▸ **Your task**:
Extract each line of the data below exactly as written.

▸ **Given information**:
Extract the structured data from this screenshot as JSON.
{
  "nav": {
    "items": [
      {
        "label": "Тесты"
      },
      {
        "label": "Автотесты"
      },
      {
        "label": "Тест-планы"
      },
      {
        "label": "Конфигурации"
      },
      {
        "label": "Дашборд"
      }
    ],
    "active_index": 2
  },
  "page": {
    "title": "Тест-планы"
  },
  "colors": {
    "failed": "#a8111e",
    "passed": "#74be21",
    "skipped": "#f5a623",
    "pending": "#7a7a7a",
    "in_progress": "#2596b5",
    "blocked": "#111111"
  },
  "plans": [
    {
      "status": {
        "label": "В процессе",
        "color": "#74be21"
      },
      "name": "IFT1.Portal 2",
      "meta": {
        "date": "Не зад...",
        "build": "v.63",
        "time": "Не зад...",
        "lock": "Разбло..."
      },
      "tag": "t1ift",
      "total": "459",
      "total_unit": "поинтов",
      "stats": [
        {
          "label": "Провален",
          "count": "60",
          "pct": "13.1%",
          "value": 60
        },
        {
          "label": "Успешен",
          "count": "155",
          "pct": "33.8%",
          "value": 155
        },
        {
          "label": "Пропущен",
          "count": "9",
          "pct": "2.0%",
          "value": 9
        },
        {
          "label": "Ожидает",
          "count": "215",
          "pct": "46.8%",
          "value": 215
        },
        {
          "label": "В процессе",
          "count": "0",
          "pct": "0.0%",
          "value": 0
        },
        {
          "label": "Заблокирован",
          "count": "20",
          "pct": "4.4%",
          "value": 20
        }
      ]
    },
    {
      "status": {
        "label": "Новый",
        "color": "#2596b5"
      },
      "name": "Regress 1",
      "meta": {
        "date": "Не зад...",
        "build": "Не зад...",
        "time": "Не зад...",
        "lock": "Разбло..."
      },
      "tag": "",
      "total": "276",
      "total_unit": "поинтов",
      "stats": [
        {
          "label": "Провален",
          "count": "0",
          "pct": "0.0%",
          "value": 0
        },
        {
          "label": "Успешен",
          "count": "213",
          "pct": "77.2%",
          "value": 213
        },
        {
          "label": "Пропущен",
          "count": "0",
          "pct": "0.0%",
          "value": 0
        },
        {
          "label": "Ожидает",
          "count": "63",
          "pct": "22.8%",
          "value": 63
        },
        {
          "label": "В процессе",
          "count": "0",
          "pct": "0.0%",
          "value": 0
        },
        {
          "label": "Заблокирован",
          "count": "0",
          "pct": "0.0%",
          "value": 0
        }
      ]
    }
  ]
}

▸ **Response to this exercise**:
Extract the structured data from this screenshot as JSON.
{
  "nav": {
    "items": [
      {
        "label": "Тесты"
      },
      {
        "label": "Автотесты"
      },
      {
        "label": "Тест-планы"
      },
      {
        "label": "Конфигурации"
      },
      {
        "label": "Дашборд"
      }
    ],
    "active_index": 2
  },
  "page": {
    "title": "Тест-планы"
  },
  "colors": {
    "failed": "#a8111e",
    "passed": "#74be21",
    "skipped": "#f5a623",
    "pending": "#7a7a7a",
    "in_progress": "#2596b5",
    "blocked": "#111111"
  },
  "plans": [
    {
      "status": {
        "label": "В процессе",
        "color": "#74be21"
      },
      "name": "IFT1.Portal 2",
      "meta": {
        "date": "Не зад...",
        "build": "v.63",
        "time": "Не зад...",
        "lock": "Разбло..."
      },
      "tag": "t1ift",
      "total": "459",
      "total_unit": "поинтов",
      "stats": [
        {
          "label": "Провален",
          "count": "60",
          "pct": "13.1%",
          "value": 60
        },
        {
          "label": "Успешен",
          "count": "155",
          "pct": "33.8%",
          "value": 155
        },
        {
          "label": "Пропущен",
          "count": "9",
          "pct": "2.0%",
          "value": 9
        },
        {
          "label": "Ожидает",
          "count": "215",
          "pct": "46.8%",
          "value": 215
        },
        {
          "label": "В процессе",
          "count": "0",
          "pct": "0.0%",
          "value": 0
        },
        {
          "label": "Заблокирован",
          "count": "20",
          "pct": "4.4%",
          "value": 20
        }
      ]
    },
    {
      "status": {
        "label": "Новый",
        "color": "#2596b5"
      },
      "name": "Regress 1",
      "meta": {
        "date": "Не зад...",
        "build": "Не зад...",
        "time": "Не зад...",
        "lock": "Разбло..."
      },
      "tag": "",
      "total": "276",
      "total_unit": "поинтов",
      "stats": [
        {
          "label": "Провален",
          "count": "0",
          "pct": "0.0%",
          "value": 0
        },
        {
          "label": "Успешен",
          "count": "213",
          "pct": "77.2%",
          "value": 213
        },
        {
          "label": "Пропущен",
          "count": "0",
          "pct": "0.0%",
          "value": 0
        },
        {
          "label": "Ожидает",
          "count": "63",
          "pct": "22.8%",
          "value": 63
        },
        {
          "label": "В процессе",
          "count": "0",
          "pct": "0.0%",
          "value": 0
        },
        {
          "label": "Заблокирован",
          "count": "0",
          "pct": "0.0%",
          "value": 0
        }
      ]
    }
  ]
}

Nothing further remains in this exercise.